In the listing below, find every line with the string "brinkmanship" and pull it out.
——————
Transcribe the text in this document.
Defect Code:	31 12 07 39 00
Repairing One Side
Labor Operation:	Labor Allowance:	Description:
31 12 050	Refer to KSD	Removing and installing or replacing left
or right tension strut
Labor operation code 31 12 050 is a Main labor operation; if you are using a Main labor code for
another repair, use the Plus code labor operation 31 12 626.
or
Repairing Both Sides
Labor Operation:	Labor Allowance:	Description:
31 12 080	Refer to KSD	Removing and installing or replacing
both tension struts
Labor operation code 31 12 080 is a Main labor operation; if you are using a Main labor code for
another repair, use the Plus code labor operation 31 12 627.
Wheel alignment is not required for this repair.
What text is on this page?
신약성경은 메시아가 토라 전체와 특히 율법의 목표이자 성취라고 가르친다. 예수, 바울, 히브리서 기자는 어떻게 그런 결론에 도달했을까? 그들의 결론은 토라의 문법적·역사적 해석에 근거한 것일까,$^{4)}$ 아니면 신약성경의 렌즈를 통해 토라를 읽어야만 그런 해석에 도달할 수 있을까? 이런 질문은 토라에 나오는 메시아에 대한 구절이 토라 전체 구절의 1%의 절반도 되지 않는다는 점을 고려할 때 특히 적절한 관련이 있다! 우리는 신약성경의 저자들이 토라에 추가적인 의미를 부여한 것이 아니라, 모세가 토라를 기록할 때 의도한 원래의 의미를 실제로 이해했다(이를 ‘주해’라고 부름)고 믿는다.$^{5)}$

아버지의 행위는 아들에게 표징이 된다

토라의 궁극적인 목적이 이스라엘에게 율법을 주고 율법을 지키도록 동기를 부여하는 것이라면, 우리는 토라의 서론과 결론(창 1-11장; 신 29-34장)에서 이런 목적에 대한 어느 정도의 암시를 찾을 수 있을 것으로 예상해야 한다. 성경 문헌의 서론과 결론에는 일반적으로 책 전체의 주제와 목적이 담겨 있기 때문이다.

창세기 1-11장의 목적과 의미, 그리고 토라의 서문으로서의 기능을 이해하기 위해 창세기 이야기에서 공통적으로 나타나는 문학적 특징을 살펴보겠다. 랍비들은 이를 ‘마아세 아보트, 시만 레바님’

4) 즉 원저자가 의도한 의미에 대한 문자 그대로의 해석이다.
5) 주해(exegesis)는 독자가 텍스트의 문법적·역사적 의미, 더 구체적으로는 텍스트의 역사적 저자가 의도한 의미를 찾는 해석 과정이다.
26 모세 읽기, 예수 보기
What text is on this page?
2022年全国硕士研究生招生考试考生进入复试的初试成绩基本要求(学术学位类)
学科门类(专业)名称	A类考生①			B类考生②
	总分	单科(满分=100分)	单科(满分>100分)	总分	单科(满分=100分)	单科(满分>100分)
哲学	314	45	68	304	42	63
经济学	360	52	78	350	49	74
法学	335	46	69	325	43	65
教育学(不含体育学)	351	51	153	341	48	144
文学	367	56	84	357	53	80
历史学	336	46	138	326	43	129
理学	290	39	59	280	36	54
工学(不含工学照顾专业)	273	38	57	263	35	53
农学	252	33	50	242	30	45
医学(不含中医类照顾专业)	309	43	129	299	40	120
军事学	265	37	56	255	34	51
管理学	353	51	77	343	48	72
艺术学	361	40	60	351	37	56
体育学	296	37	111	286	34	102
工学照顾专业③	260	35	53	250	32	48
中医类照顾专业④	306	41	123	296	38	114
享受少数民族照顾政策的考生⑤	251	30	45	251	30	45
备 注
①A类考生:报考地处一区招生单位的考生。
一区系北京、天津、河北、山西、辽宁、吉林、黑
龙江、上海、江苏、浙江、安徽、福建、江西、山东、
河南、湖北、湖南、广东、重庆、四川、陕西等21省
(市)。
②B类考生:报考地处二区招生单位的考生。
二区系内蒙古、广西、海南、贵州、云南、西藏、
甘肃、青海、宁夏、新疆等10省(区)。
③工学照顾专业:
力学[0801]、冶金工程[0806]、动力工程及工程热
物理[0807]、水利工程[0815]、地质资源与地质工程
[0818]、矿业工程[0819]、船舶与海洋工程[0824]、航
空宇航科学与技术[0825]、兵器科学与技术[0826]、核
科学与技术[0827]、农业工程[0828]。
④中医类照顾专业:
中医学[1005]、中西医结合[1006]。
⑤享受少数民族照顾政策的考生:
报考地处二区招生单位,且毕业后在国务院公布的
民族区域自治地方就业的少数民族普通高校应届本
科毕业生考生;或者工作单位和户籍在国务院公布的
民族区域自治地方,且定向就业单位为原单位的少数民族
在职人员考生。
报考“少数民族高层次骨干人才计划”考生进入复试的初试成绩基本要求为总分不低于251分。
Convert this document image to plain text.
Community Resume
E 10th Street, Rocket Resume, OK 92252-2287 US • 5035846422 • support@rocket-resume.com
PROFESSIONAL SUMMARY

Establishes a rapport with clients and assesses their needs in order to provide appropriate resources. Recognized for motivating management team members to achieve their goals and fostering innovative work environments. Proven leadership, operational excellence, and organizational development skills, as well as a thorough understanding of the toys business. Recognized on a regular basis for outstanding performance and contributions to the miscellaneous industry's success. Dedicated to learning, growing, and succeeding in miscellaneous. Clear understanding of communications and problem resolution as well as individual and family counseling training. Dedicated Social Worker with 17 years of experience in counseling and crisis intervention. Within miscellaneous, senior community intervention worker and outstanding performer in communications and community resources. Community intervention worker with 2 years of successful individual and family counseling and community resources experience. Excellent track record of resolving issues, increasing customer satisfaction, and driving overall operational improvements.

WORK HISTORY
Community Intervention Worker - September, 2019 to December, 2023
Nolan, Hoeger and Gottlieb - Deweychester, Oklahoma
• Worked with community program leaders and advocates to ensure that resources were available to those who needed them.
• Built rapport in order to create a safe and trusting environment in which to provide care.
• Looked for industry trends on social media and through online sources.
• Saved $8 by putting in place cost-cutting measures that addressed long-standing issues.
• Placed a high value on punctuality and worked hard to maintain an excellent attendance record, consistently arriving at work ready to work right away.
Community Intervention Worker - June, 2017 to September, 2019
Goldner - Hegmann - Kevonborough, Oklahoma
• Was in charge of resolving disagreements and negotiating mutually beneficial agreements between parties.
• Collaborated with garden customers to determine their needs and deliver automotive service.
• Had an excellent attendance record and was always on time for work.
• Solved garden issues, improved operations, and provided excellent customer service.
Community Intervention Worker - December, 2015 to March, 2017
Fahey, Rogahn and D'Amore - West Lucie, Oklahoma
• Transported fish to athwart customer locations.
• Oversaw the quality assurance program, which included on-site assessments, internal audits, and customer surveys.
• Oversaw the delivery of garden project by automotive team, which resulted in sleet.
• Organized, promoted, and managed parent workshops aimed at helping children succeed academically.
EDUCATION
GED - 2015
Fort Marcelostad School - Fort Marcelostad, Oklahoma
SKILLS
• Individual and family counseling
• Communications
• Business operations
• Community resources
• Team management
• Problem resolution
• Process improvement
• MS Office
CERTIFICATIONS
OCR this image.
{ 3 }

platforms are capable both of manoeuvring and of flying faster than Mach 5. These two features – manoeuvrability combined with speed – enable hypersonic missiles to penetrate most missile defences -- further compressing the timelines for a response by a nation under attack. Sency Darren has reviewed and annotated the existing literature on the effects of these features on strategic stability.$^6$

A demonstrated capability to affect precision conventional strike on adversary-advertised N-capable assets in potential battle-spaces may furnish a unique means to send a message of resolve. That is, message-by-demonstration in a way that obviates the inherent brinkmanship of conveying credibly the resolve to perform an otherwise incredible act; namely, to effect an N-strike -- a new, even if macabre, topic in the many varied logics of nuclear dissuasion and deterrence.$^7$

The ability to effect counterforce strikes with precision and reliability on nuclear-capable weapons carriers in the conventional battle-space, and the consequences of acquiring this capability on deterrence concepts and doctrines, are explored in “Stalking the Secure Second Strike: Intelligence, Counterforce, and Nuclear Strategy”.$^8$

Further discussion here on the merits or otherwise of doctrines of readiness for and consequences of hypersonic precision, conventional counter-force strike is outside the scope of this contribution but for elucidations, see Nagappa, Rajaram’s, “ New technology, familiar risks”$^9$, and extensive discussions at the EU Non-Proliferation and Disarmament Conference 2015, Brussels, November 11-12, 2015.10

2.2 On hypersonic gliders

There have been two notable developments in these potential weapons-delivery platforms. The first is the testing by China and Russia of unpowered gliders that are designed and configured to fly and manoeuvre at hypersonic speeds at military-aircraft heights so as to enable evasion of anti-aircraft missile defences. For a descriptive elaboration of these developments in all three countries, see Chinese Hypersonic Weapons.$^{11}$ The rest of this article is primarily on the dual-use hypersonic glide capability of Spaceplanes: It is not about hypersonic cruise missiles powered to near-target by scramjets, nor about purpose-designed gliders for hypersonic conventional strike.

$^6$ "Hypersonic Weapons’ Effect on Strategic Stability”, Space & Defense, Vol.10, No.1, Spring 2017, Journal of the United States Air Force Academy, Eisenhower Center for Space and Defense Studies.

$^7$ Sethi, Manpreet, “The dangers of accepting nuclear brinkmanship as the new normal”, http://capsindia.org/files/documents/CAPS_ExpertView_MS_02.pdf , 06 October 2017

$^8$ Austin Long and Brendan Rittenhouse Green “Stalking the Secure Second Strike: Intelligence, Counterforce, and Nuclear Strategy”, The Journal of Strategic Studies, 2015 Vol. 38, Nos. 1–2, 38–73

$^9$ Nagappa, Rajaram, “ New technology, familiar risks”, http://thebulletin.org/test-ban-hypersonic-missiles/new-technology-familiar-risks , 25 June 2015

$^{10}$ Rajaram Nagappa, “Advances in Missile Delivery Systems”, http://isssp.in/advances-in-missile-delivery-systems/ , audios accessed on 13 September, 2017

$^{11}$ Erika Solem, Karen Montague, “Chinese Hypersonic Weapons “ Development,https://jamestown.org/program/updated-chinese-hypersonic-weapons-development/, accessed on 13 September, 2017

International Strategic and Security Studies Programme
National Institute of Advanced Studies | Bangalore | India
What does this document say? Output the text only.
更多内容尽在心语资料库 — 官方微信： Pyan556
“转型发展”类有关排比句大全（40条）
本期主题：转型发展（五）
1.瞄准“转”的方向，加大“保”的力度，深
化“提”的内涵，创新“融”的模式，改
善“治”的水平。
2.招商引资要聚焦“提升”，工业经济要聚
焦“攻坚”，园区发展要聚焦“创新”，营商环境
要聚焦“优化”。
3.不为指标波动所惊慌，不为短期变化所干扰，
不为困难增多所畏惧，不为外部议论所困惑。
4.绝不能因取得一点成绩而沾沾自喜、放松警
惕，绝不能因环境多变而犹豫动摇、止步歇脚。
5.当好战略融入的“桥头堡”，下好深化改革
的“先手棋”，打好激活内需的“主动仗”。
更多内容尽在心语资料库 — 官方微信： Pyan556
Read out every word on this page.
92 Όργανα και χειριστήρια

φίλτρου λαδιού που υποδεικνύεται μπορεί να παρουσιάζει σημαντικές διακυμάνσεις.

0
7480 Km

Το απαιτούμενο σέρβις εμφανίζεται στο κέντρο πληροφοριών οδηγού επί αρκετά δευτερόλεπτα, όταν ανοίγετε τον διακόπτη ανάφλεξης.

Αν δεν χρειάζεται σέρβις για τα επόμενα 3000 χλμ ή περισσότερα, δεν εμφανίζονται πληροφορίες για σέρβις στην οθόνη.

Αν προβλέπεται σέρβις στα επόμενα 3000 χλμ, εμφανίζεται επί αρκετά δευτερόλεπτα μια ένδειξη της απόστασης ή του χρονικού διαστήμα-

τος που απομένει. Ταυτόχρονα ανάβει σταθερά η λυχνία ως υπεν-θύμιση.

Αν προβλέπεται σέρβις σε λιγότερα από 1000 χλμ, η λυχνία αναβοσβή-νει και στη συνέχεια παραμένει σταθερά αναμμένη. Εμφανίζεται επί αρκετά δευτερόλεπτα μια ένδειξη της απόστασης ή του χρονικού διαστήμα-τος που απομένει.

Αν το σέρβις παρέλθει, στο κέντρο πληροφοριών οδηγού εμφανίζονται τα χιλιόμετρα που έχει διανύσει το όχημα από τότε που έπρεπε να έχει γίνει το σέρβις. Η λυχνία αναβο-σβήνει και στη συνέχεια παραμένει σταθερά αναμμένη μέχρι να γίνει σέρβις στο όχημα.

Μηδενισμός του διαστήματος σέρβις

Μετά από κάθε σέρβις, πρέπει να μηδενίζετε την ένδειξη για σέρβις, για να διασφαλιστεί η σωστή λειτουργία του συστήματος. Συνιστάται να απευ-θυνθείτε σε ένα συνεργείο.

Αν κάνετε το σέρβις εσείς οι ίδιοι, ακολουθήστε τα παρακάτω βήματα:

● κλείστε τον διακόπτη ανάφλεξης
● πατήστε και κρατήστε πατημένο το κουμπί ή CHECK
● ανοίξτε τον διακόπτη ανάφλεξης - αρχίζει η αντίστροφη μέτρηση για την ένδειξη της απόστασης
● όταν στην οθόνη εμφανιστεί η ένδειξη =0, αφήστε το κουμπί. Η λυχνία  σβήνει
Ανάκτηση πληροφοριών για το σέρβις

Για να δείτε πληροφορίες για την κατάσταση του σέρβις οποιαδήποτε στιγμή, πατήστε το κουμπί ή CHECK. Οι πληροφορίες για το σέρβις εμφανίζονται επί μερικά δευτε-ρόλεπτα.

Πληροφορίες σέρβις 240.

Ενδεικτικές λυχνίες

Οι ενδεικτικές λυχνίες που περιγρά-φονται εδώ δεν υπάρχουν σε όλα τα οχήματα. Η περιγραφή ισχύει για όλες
——————
• [ANSWER TO THIS EXERCISE]
A demonstrated capability to affect precision conventional strike on adversary-advertised N-capable assets in potential battle-spaces may furnish a unique means to send a message of resolve. That is, message-by-demonstration in a way that obviates the inherent brinkmanship of conveying credibly the resolve to perform an otherwise incredible act; namely, to effect an N-strike -- a new, even if macabre, topic in the many varied logics of nuclear dissuasion and deterrence.$^7$
$^7$ Sethi, Manpreet, “The dangers of accepting nuclear brinkmanship as the new normal”, http://capsindia.org/files/documents/CAPS_ExpertView_MS_02.pdf , 06 October 2017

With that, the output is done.